## INSTRUCTIONS FOR THE TASK:
Set down, word for word and line for line, the data from its first line through the line that contains "signature-mark: 14 [243,1927,279,1967]", with both of those end lines included.

[Spatial annotation records]
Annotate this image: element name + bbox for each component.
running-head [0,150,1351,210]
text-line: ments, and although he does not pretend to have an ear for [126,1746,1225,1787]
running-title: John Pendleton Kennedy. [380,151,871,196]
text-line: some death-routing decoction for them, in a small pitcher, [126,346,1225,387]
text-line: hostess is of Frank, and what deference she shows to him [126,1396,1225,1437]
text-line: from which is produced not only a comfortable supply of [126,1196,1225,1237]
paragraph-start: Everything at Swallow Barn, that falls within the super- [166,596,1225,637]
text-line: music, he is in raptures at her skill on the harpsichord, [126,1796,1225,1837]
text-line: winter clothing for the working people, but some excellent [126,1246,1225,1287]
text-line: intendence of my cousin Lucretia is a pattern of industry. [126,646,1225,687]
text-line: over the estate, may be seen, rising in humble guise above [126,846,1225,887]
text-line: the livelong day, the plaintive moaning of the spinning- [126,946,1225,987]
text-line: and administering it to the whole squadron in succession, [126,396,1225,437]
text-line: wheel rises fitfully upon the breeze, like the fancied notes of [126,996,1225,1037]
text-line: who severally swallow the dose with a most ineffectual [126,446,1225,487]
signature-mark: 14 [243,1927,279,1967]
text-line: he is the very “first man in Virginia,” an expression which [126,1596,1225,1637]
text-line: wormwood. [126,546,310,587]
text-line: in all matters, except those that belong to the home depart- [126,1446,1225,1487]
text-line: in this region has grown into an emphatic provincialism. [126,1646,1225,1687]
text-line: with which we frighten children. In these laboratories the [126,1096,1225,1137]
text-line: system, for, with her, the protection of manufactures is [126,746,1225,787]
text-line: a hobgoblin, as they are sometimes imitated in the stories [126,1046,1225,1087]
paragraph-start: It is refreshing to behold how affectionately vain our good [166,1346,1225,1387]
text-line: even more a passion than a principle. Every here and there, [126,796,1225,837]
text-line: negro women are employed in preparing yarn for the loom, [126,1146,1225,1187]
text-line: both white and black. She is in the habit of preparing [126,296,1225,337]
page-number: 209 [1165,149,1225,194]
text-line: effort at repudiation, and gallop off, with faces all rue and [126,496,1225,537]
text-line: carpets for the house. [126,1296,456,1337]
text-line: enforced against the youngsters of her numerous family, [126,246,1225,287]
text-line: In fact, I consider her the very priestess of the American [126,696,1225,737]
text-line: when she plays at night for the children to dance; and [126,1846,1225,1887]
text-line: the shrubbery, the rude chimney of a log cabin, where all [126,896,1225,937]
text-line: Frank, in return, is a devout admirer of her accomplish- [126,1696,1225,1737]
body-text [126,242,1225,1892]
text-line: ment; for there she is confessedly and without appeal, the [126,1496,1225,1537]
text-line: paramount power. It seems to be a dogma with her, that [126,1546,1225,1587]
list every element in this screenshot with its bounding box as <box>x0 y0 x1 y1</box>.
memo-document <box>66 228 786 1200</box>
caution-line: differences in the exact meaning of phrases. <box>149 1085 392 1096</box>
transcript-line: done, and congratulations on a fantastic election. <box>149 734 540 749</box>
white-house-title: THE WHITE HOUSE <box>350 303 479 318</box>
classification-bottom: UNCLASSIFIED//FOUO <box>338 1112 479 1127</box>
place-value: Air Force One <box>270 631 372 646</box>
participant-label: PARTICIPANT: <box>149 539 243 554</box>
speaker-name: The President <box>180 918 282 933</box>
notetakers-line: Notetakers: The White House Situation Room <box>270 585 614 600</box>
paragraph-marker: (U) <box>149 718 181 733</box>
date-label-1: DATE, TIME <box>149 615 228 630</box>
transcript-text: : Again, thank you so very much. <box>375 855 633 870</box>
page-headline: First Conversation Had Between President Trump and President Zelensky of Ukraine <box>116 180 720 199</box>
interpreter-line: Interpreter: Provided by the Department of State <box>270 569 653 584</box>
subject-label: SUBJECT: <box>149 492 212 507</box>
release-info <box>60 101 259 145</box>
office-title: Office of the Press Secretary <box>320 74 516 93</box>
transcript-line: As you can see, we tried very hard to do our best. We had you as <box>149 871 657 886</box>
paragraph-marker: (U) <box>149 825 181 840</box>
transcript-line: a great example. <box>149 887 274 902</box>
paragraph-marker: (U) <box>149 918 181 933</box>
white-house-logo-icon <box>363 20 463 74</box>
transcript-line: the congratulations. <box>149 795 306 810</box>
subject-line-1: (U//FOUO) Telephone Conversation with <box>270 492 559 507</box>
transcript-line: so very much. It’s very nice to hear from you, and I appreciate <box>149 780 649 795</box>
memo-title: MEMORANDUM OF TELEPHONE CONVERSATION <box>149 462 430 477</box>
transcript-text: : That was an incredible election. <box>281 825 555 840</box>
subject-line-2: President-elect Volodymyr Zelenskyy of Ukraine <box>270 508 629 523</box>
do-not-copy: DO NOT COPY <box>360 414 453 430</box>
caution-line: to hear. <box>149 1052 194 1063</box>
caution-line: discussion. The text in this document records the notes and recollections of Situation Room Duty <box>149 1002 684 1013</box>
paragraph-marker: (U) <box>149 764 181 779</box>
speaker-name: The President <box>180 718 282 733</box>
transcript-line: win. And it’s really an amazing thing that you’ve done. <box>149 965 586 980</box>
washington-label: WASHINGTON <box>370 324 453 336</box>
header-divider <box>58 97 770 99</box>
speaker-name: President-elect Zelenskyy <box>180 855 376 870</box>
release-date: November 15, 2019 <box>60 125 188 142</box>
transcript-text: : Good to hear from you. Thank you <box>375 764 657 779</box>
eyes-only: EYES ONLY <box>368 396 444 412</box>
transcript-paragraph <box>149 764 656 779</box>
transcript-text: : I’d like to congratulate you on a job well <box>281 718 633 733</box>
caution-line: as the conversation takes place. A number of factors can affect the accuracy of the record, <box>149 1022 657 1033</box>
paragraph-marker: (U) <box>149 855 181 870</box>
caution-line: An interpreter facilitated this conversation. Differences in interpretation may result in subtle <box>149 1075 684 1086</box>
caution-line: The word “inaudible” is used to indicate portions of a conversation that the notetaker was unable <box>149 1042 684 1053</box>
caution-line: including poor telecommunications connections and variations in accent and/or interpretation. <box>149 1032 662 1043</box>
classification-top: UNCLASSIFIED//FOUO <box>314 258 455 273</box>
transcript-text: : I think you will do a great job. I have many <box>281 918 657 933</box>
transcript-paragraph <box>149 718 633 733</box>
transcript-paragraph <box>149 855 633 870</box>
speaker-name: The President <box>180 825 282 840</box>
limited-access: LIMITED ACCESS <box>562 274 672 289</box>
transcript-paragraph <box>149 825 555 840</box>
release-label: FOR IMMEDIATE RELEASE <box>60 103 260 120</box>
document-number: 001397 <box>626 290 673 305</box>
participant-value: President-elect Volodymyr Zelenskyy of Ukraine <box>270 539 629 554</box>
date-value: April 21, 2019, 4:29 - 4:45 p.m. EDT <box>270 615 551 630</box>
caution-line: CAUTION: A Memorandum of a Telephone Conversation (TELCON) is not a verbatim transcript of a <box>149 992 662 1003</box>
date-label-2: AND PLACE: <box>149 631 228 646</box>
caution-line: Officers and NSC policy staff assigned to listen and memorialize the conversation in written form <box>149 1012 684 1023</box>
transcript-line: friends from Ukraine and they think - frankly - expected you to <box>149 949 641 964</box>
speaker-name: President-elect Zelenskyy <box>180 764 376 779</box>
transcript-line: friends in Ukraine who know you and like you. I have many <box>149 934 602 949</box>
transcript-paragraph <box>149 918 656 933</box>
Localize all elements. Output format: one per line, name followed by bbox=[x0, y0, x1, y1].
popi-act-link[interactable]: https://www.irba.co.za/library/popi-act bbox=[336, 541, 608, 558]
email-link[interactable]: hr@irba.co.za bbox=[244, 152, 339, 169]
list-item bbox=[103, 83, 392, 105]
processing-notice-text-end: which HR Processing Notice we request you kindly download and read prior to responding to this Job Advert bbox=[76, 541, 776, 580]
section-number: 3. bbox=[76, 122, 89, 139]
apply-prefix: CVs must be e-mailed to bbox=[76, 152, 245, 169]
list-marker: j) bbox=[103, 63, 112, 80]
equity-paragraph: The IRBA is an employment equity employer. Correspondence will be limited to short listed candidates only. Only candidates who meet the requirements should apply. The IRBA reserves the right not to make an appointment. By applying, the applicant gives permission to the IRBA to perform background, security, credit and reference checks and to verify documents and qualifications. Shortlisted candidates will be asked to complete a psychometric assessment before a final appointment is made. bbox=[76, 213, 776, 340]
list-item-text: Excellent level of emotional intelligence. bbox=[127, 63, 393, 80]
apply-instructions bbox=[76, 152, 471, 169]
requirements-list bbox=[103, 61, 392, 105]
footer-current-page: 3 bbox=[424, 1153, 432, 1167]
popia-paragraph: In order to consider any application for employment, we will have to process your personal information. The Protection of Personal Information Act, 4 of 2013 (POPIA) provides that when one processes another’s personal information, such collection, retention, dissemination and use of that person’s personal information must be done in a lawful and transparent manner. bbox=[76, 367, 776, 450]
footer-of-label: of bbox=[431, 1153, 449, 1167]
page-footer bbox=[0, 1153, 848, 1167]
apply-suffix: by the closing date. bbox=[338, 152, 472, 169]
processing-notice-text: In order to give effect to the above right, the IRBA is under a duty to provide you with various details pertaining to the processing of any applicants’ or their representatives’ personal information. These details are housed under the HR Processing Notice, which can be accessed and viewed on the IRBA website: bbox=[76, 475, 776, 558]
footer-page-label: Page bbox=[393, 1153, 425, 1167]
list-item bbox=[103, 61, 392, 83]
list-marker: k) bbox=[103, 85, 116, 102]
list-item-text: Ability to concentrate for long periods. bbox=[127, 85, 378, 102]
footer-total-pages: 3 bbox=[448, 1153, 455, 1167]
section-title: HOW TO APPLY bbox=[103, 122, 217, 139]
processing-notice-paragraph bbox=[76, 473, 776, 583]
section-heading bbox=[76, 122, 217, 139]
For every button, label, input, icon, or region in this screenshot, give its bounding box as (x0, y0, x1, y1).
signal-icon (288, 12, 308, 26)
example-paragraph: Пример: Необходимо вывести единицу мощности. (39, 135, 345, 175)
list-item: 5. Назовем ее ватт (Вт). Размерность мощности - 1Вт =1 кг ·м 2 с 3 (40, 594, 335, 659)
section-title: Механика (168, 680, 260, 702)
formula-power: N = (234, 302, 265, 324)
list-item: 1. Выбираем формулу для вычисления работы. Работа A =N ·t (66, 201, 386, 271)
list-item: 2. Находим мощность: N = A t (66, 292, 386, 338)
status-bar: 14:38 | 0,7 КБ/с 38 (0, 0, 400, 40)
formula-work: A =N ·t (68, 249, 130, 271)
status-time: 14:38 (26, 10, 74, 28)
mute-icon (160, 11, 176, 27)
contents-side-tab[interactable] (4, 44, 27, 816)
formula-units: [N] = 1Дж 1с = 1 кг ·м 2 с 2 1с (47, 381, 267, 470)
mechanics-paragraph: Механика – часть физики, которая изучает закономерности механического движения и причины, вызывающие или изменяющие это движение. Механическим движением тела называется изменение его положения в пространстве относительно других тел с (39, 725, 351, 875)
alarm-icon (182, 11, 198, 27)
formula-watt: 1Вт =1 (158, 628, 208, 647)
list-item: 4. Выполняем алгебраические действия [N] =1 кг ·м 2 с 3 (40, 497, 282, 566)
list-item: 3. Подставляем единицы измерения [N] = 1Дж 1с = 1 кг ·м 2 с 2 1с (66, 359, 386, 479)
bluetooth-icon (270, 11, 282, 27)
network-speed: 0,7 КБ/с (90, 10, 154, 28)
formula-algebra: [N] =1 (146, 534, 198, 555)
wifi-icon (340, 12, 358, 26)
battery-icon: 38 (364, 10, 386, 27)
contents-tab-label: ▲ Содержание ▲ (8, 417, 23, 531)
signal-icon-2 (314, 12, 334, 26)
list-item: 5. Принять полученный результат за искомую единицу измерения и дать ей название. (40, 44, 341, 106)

## CORRECT RESULT:
Annotate this image: element name + bbox for each component.
running-head [0,150,1351,210]
text-line: ments, and although he does not pretend to have an ear for [126,1746,1225,1787]
running-title: John Pendleton Kennedy. [380,151,871,196]
text-line: some death-routing decoction for them, in a small pitcher, [126,346,1225,387]
text-line: hostess is of Frank, and what deference she shows to him [126,1396,1225,1437]
text-line: from which is produced not only a comfortable supply of [126,1196,1225,1237]
paragraph-start: Everything at Swallow Barn, that falls within the super- [166,596,1225,637]
text-line: music, he is in raptures at her skill on the harpsichord, [126,1796,1225,1837]
text-line: winter clothing for the working people, but some excellent [126,1246,1225,1287]
text-line: intendence of my cousin Lucretia is a pattern of industry. [126,646,1225,687]
text-line: over the estate, may be seen, rising in humble guise above [126,846,1225,887]
text-line: the livelong day, the plaintive moaning of the spinning- [126,946,1225,987]
text-line: and administering it to the whole squadron in succession, [126,396,1225,437]
text-line: wheel rises fitfully upon the breeze, like the fancied notes of [126,996,1225,1037]
text-line: who severally swallow the dose with a most ineffectual [126,446,1225,487]
signature-mark: 14 [243,1927,279,1967]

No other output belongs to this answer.